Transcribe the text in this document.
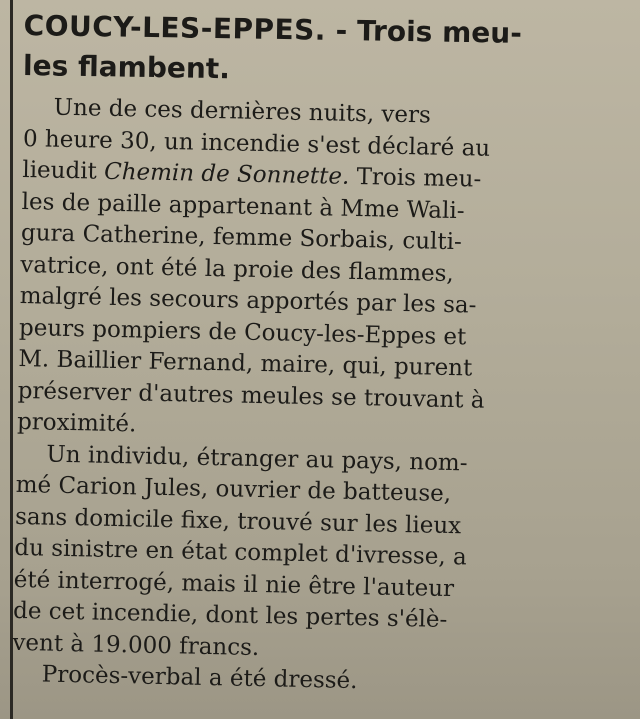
COUCY-LES-EPPES. - Trois meu-
les flambent.
Une de ces dernières nuits, vers
0 heure 30, un incendie s'est déclaré au
lieudit Chemin de Sonnette. Trois meu-
les de paille appartenant à Mme Wali-
gura Catherine, femme Sorbais, culti-
vatrice, ont été la proie des flammes,
malgré les secours apportés par les sa-
peurs pompiers de Coucy-les-Eppes et
M. Baillier Fernand, maire, qui, purent
préserver d'autres meules se trouvant à
proximité.
Un individu, étranger au pays, nom-
mé Carion Jules, ouvrier de batteuse,
sans domicile fixe, trouvé sur les lieux
du sinistre en état complet d'ivresse, a
été interrogé, mais il nie être l'auteur
de cet incendie, dont les pertes s'élè-
vent à 19.000 francs.
Procès-verbal a été dressé.
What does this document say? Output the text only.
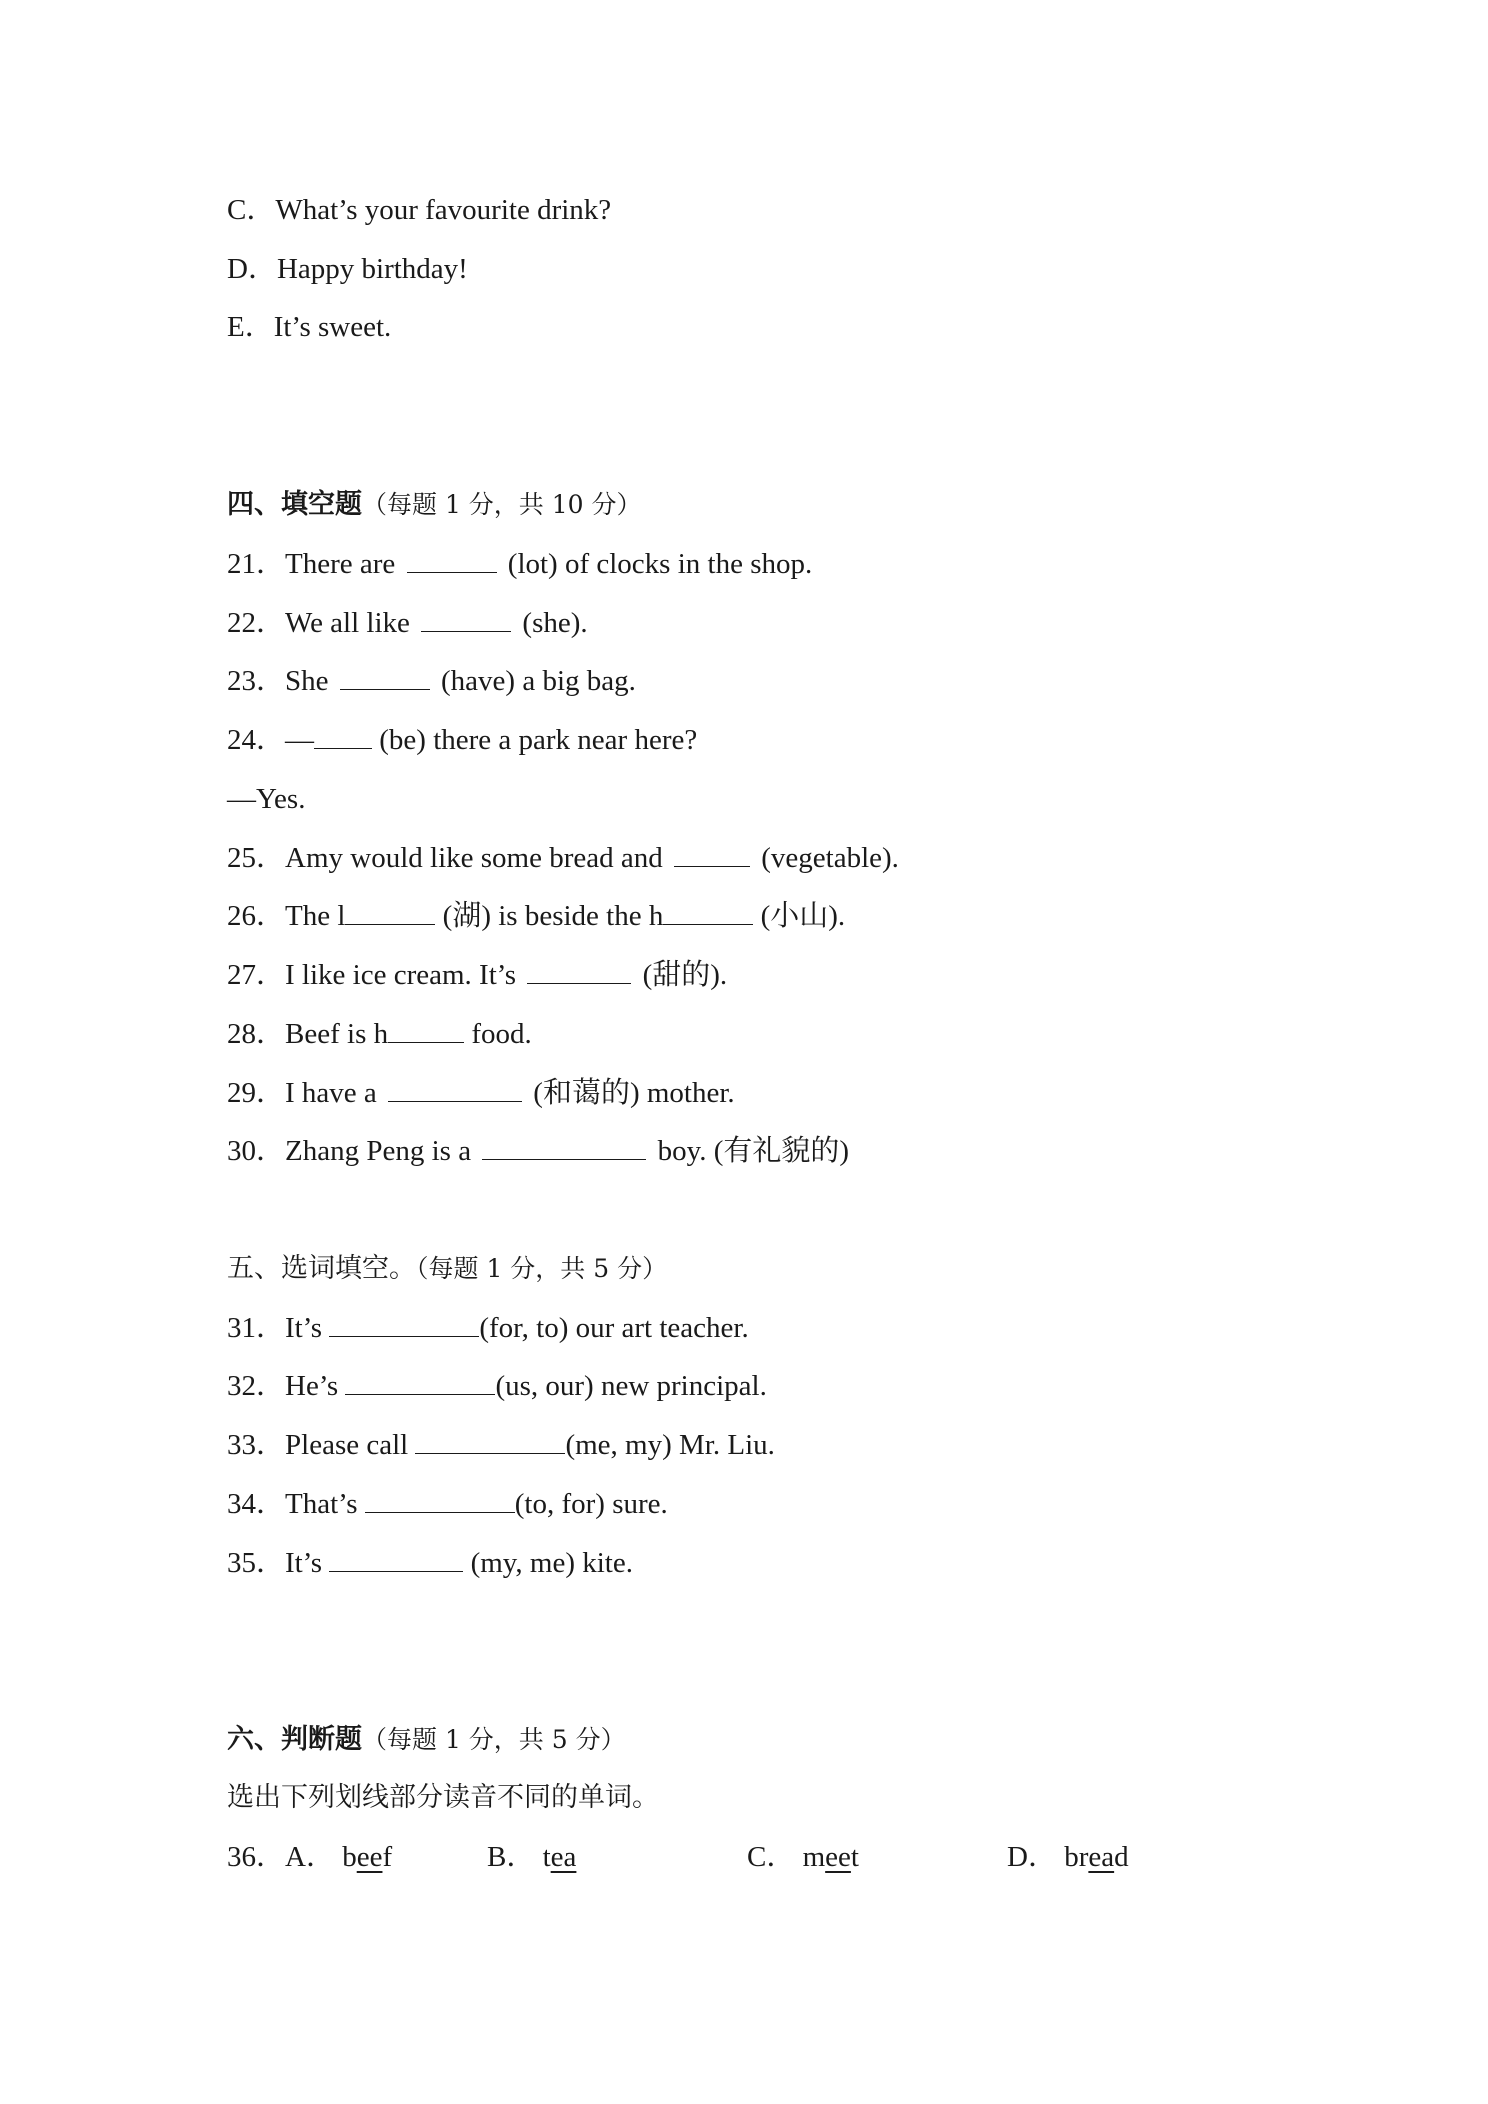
C．What’s your favourite drink?
D．Happy birthday!
E．It’s sweet.
四、填空题（每题 1 分，共 10 分）
21．There are	(lot) of clocks in the shop.
22．We all like	(she).
23．She	(have) a big bag.
24．— (be) there a park near here?
—Yes.
25．Amy would like some bread and	(vegetable).
26．The l	(湖) is beside the h	(小山).
27．I like ice cream. It’s	(甜的).
28．Beef is h	food.
29．I have a	(和蔼的) mother.
30．Zhang Peng is a	boy. (有礼貌的)
五、选词填空。（每题 1 分，共 5 分）
31．It’s	(for, to) our art teacher.
32．He’s	(us, our) new principal.
33．Please call	(me, my) Mr. Liu.
34．That’s	(to, for) sure.
35．It’s	(my, me) kite.
六、判断题（每题 1 分，共 5 分）
选出下列划线部分读音不同的单词。
36．A． beef	B． tea	C． meet	D． bread
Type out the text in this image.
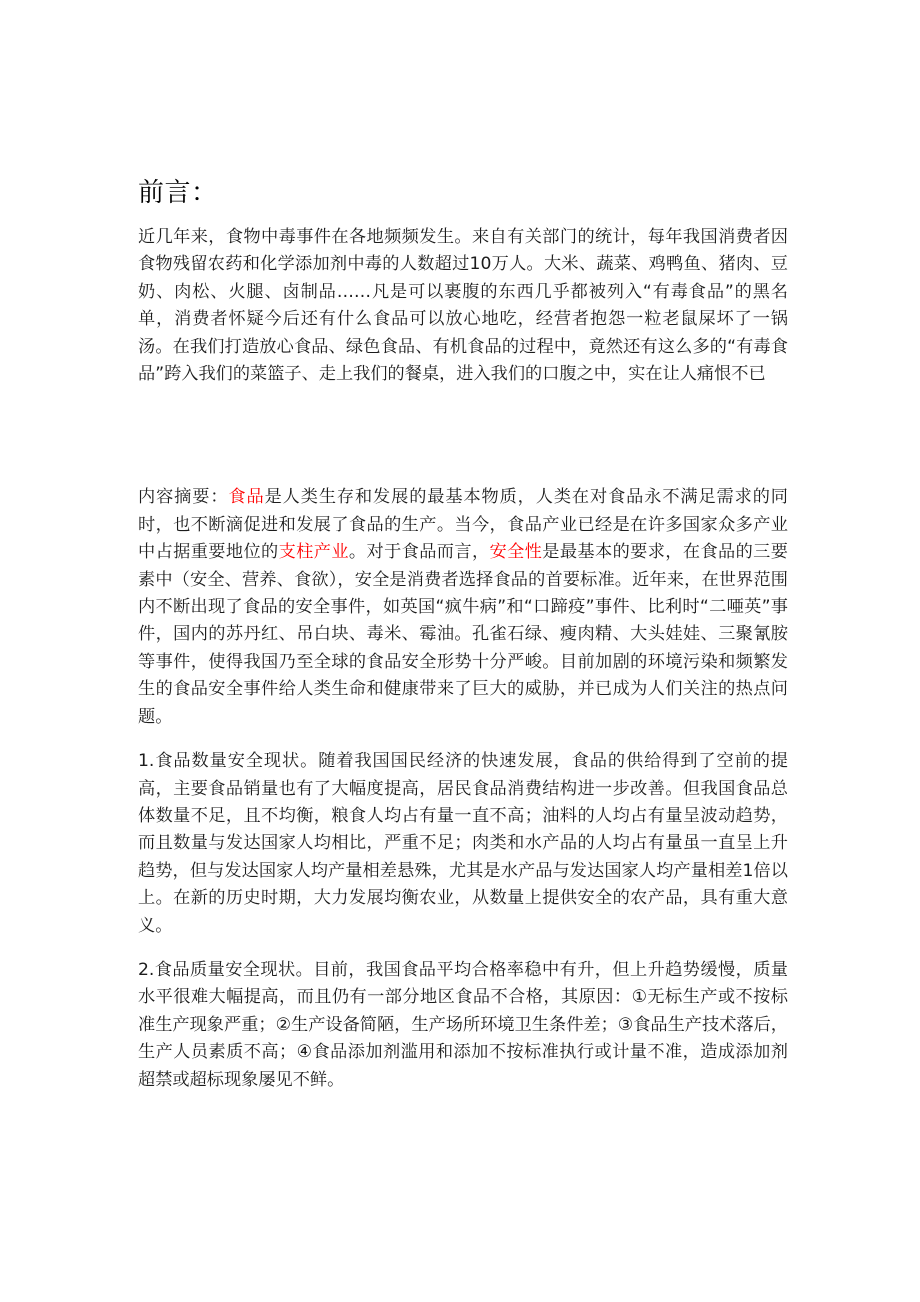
前言：

近几年来，食物中毒事件在各地频频发生。来自有关部门的统计，每年我国消费者因食物残留农药和化学添加剂中毒的人数超过10万人。大米、蔬菜、鸡鸭鱼、猪肉、豆奶、肉松、火腿、卤制品……凡是可以裹腹的东西几乎都被列入“有毒食品”的黑名单，消费者怀疑今后还有什么食品可以放心地吃，经营者抱怨一粒老鼠屎坏了一锅汤。在我们打造放心食品、绿色食品、有机食品的过程中，竟然还有这么多的“有毒食品”跨入我们的菜篮子、走上我们的餐桌，进入我们的口腹之中，实在让人痛恨不已

内容摘要：食品是人类生存和发展的最基本物质，人类在对食品永不满足需求的同时，也不断滴促进和发展了食品的生产。当今，食品产业已经是在许多国家众多产业中占据重要地位的支柱产业。对于食品而言，安全性是最基本的要求，在食品的三要素中（安全、营养、食欲），安全是消费者选择食品的首要标准。近年来，在世界范围内不断出现了食品的安全事件，如英国“疯牛病”和“口蹄疫”事件、比利时“二唖英”事件，国内的苏丹红、吊白块、毒米、霉油。孔雀石绿、瘦肉精、大头娃娃、三聚氰胺等事件，使得我国乃至全球的食品安全形势十分严峻。目前加剧的环境污染和频繁发生的食品安全事件给人类生命和健康带来了巨大的威胁，并已成为人们关注的热点问题。

1.食品数量安全现状。随着我国国民经济的快速发展，食品的供给得到了空前的提高，主要食品销量也有了大幅度提高，居民食品消费结构进一步改善。但我国食品总体数量不足，且不均衡，粮食人均占有量一直不高；油料的人均占有量呈波动趋势，而且数量与发达国家人均相比，严重不足；肉类和水产品的人均占有量虽一直呈上升趋势，但与发达国家人均产量相差悬殊，尤其是水产品与发达国家人均产量相差1倍以上。在新的历史时期，大力发展均衡农业，从数量上提供安全的农产品，具有重大意义。

2.食品质量安全现状。目前，我国食品平均合格率稳中有升，但上升趋势缓慢，质量水平很难大幅提高，而且仍有一部分地区食品不合格，其原因：①无标生产或不按标准生产现象严重；②生产设备简陋，生产场所环境卫生条件差；③食品生产技术落后，生产人员素质不高；④食品添加剂滥用和添加不按标准执行或计量不准，造成添加剂超禁或超标现象屡见不鲜。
============
#### Aim:
Each entry above is to be written out again unchanged, apart from the pictures, which are left out.

#### Finished answer:
Transcribe the text in this document.
COUCY-LES-EPPES. - Trois meu-
les flambent.
Une de ces dernières nuits, vers
0 heure 30, un incendie s'est déclaré au
lieudit Chemin de Sonnette. Trois meu-
les de paille appartenant à Mme Wali-
gura Catherine, femme Sorbais, culti-
vatrice, ont été la proie des flammes,
malgré les secours apportés par les sa-
peurs pompiers de Coucy-les-Eppes et
M. Baillier Fernand, maire, qui, purent
préserver d'autres meules se trouvant à
proximité.
Un individu, étranger au pays, nom-
mé Carion Jules, ouvrier de batteuse,
sans domicile fixe, trouvé sur les lieux
du sinistre en état complet d'ivresse, a
été interrogé, mais il nie être l'auteur
de cet incendie, dont les pertes s'élè-
vent à 19.000 francs.
Procès-verbal a été dressé.
What does this document say? Output the text only.
C．What’s your favourite drink?
D．Happy birthday!
E．It’s sweet.
四、填空题（每题 1 分，共 10 分）
21．There are	(lot) of clocks in the shop.
22．We all like	(she).
23．She	(have) a big bag.
24．— (be) there a park near here?
—Yes.
25．Amy would like some bread and	(vegetable).
26．The l	(湖) is beside the h	(小山).
27．I like ice cream. It’s	(甜的).
28．Beef is h	food.
29．I have a	(和蔼的) mother.
30．Zhang Peng is a	boy. (有礼貌的)
五、选词填空。（每题 1 分，共 5 分）
31．It’s	(for, to) our art teacher.
32．He’s	(us, our) new principal.
33．Please call	(me, my) Mr. Liu.
34．That’s	(to, for) sure.
35．It’s	(my, me) kite.
六、判断题（每题 1 分，共 5 分）
选出下列划线部分读音不同的单词。
36．A． beef	B． tea	C． meet	D． bread
Type out the text in this image.
前言：

近几年来，食物中毒事件在各地频频发生。来自有关部门的统计，每年我国消费者因食物残留农药和化学添加剂中毒的人数超过10万人。大米、蔬菜、鸡鸭鱼、猪肉、豆奶、肉松、火腿、卤制品……凡是可以裹腹的东西几乎都被列入“有毒食品”的黑名单，消费者怀疑今后还有什么食品可以放心地吃，经营者抱怨一粒老鼠屎坏了一锅汤。在我们打造放心食品、绿色食品、有机食品的过程中，竟然还有这么多的“有毒食品”跨入我们的菜篮子、走上我们的餐桌，进入我们的口腹之中，实在让人痛恨不已

内容摘要：食品是人类生存和发展的最基本物质，人类在对食品永不满足需求的同时，也不断滴促进和发展了食品的生产。当今，食品产业已经是在许多国家众多产业中占据重要地位的支柱产业。对于食品而言，安全性是最基本的要求，在食品的三要素中（安全、营养、食欲），安全是消费者选择食品的首要标准。近年来，在世界范围内不断出现了食品的安全事件，如英国“疯牛病”和“口蹄疫”事件、比利时“二唖英”事件，国内的苏丹红、吊白块、毒米、霉油。孔雀石绿、瘦肉精、大头娃娃、三聚氰胺等事件，使得我国乃至全球的食品安全形势十分严峻。目前加剧的环境污染和频繁发生的食品安全事件给人类生命和健康带来了巨大的威胁，并已成为人们关注的热点问题。

1.食品数量安全现状。随着我国国民经济的快速发展，食品的供给得到了空前的提高，主要食品销量也有了大幅度提高，居民食品消费结构进一步改善。但我国食品总体数量不足，且不均衡，粮食人均占有量一直不高；油料的人均占有量呈波动趋势，而且数量与发达国家人均相比，严重不足；肉类和水产品的人均占有量虽一直呈上升趋势，但与发达国家人均产量相差悬殊，尤其是水产品与发达国家人均产量相差1倍以上。在新的历史时期，大力发展均衡农业，从数量上提供安全的农产品，具有重大意义。

2.食品质量安全现状。目前，我国食品平均合格率稳中有升，但上升趋势缓慢，质量水平很难大幅提高，而且仍有一部分地区食品不合格，其原因：①无标生产或不按标准生产现象严重；②生产设备简陋，生产场所环境卫生条件差；③食品生产技术落后，生产人员素质不高；④食品添加剂滥用和添加不按标准执行或计量不准，造成添加剂超禁或超标现象屡见不鲜。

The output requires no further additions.